Stored data entries
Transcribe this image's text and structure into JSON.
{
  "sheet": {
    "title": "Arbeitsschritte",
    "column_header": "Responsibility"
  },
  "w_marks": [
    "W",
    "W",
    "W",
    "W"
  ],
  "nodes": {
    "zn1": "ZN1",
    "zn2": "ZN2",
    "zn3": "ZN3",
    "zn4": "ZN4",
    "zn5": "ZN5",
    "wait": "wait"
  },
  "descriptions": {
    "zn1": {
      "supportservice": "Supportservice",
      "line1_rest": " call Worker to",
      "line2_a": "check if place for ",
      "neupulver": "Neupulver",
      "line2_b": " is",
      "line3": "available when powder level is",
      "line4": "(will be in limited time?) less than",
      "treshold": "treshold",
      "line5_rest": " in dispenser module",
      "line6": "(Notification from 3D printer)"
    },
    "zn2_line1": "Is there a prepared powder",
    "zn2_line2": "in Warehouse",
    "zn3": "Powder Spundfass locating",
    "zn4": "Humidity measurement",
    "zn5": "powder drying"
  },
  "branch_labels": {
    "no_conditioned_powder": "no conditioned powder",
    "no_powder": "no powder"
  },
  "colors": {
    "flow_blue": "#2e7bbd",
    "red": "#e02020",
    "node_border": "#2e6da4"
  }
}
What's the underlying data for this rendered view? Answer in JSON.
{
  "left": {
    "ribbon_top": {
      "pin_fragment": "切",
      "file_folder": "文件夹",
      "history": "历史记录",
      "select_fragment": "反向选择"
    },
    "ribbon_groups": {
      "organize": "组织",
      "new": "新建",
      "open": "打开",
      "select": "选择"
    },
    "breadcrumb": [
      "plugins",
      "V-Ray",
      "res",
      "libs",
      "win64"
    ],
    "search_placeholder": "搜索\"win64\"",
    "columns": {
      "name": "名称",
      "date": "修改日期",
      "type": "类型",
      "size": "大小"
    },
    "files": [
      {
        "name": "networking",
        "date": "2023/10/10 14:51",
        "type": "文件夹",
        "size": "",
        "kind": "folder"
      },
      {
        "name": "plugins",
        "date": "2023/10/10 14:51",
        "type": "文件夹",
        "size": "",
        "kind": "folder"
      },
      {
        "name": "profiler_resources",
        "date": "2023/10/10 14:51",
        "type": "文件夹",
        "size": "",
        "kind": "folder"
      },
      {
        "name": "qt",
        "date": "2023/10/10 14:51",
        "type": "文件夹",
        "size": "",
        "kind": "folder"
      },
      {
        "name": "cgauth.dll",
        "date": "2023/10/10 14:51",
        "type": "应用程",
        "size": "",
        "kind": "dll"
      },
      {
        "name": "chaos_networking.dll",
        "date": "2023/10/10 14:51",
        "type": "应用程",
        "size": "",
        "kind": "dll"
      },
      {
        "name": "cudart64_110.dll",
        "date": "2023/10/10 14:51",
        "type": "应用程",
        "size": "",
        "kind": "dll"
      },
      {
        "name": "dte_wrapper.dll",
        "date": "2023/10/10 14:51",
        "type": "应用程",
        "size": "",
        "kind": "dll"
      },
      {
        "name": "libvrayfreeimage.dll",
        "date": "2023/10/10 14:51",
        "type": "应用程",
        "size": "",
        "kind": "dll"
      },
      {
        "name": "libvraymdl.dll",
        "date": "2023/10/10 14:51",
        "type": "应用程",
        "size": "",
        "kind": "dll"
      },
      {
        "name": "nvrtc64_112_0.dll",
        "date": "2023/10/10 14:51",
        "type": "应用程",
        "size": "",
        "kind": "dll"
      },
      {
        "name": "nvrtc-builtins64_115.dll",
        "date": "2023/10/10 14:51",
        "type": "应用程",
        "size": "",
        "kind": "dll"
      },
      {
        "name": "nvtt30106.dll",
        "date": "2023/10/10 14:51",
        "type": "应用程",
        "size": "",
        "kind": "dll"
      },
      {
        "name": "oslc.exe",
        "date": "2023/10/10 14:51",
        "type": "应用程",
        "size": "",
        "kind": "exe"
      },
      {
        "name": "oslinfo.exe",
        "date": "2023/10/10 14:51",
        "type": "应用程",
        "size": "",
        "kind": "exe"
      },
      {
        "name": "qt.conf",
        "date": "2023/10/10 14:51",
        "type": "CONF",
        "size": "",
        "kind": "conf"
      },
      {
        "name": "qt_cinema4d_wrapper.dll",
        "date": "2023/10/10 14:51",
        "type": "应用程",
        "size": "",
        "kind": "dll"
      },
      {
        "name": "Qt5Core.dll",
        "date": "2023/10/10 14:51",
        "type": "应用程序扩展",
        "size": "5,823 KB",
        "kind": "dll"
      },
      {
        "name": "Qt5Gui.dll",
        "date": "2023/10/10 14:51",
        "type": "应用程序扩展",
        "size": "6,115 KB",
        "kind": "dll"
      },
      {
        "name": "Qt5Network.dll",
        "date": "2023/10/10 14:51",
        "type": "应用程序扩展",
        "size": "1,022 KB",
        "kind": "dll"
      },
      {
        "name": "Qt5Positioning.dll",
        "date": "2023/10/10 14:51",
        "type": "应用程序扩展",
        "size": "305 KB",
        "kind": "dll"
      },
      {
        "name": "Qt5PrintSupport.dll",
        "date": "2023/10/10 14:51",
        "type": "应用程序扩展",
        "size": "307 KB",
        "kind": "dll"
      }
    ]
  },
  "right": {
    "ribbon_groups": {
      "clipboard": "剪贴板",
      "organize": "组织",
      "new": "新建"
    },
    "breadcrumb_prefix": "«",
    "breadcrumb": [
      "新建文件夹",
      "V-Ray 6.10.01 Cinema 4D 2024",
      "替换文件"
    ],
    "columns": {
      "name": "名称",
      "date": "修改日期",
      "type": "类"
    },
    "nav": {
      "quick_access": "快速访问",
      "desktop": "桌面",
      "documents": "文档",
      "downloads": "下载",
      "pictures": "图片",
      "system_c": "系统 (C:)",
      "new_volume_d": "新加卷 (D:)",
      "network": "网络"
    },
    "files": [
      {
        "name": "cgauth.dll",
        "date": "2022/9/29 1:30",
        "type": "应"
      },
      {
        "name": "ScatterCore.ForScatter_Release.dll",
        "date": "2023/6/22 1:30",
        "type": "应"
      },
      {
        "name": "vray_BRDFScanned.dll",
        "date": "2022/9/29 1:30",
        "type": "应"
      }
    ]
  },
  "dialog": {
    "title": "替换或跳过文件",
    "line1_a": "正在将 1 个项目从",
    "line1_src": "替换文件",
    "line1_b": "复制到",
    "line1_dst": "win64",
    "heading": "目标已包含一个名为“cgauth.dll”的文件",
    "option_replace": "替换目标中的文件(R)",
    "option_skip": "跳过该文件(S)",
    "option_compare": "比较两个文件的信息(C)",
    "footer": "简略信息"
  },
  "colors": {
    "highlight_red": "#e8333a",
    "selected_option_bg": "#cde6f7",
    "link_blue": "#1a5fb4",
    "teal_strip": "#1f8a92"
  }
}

Task brief: Scan the material above for the string "title" and return the lines that hold it.

Solution to this task:
    "title": "Arbeitsschritte",
    "title": "替换或跳过文件",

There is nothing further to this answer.